* **WHAT NEEDS TO BE DONE**
Records follow. Select each line holding "text".

* **SOURCE DATA**
◇ ◇ ◇ ◇

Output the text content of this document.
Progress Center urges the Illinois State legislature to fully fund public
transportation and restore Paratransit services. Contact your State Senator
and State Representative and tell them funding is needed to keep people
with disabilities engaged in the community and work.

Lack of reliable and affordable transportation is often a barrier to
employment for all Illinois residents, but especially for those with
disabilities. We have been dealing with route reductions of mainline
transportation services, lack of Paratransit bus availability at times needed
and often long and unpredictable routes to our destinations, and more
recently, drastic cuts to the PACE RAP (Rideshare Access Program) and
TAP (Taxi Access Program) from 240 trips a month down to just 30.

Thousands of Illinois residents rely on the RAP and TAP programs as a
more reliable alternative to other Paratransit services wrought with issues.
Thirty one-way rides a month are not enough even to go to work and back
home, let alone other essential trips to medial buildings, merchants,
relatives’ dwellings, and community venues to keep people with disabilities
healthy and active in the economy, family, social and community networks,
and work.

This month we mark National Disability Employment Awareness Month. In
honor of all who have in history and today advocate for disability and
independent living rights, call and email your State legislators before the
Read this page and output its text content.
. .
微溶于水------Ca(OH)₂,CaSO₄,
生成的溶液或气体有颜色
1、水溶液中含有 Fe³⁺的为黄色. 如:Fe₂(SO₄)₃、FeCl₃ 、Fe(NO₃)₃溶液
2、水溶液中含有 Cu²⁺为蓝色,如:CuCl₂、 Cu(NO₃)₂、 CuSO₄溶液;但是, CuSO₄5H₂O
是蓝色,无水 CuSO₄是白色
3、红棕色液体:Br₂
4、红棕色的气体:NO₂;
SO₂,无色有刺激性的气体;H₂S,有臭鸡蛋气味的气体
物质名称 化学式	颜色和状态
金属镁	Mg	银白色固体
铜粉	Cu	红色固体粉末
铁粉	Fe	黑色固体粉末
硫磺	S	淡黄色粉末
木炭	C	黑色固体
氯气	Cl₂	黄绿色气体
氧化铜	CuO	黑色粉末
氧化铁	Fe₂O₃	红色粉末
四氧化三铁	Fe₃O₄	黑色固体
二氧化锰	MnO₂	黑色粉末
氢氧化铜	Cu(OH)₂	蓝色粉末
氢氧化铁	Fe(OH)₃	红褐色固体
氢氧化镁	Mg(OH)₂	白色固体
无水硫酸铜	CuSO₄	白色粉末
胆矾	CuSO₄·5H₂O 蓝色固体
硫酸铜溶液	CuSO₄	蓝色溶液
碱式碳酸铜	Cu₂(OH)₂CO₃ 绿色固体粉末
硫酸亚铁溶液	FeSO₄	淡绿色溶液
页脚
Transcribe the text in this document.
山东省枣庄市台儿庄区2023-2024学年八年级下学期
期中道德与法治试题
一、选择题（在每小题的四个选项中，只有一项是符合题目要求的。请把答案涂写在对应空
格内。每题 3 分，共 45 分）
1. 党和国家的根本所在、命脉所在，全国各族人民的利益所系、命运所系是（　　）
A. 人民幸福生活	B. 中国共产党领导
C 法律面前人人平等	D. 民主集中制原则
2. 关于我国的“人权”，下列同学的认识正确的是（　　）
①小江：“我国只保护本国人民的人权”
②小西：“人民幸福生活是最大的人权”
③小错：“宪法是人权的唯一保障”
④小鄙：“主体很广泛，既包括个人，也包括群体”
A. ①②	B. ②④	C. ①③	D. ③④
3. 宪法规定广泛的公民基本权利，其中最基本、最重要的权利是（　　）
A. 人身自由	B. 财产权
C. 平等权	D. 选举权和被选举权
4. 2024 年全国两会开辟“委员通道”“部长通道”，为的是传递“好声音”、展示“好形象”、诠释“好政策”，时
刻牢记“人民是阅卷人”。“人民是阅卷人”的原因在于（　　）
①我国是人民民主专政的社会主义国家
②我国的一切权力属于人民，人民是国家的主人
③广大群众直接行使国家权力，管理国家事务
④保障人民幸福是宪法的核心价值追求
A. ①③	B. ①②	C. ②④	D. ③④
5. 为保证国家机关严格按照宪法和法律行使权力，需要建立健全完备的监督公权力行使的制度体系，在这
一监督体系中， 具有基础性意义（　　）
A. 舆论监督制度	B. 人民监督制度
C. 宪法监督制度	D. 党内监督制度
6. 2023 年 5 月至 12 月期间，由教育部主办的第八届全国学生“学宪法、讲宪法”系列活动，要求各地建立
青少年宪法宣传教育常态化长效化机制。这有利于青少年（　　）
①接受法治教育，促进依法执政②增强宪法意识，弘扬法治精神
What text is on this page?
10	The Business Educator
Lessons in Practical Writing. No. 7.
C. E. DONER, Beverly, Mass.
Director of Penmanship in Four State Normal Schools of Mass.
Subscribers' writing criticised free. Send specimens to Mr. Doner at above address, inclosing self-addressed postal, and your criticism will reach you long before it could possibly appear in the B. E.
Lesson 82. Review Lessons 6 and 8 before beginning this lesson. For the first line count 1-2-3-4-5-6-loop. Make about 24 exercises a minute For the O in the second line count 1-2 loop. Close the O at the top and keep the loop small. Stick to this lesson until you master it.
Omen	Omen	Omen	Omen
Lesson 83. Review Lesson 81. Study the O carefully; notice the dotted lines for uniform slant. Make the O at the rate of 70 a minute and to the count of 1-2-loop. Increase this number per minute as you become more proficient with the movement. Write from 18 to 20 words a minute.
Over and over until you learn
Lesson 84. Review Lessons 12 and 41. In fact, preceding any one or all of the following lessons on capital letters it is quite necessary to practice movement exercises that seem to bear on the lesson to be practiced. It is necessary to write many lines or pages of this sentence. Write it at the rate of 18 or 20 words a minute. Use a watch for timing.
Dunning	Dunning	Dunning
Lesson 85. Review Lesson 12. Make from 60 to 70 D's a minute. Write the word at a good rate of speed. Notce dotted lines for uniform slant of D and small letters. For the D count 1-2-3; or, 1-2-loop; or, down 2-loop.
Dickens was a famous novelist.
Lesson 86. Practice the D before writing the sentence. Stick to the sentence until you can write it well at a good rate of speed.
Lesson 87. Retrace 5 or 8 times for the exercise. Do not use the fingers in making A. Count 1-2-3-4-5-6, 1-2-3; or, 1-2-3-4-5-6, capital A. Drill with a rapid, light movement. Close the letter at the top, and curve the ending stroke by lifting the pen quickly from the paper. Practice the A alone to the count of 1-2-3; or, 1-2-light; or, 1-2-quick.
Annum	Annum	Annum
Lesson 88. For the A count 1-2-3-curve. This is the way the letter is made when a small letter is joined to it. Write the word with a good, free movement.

◇ ◇ ◇ ◇

* **CORRECT OUTPUT**
Output the text content of this document.
Read this page and output its text content.
Transcribe the text in this document.
What text is on this page?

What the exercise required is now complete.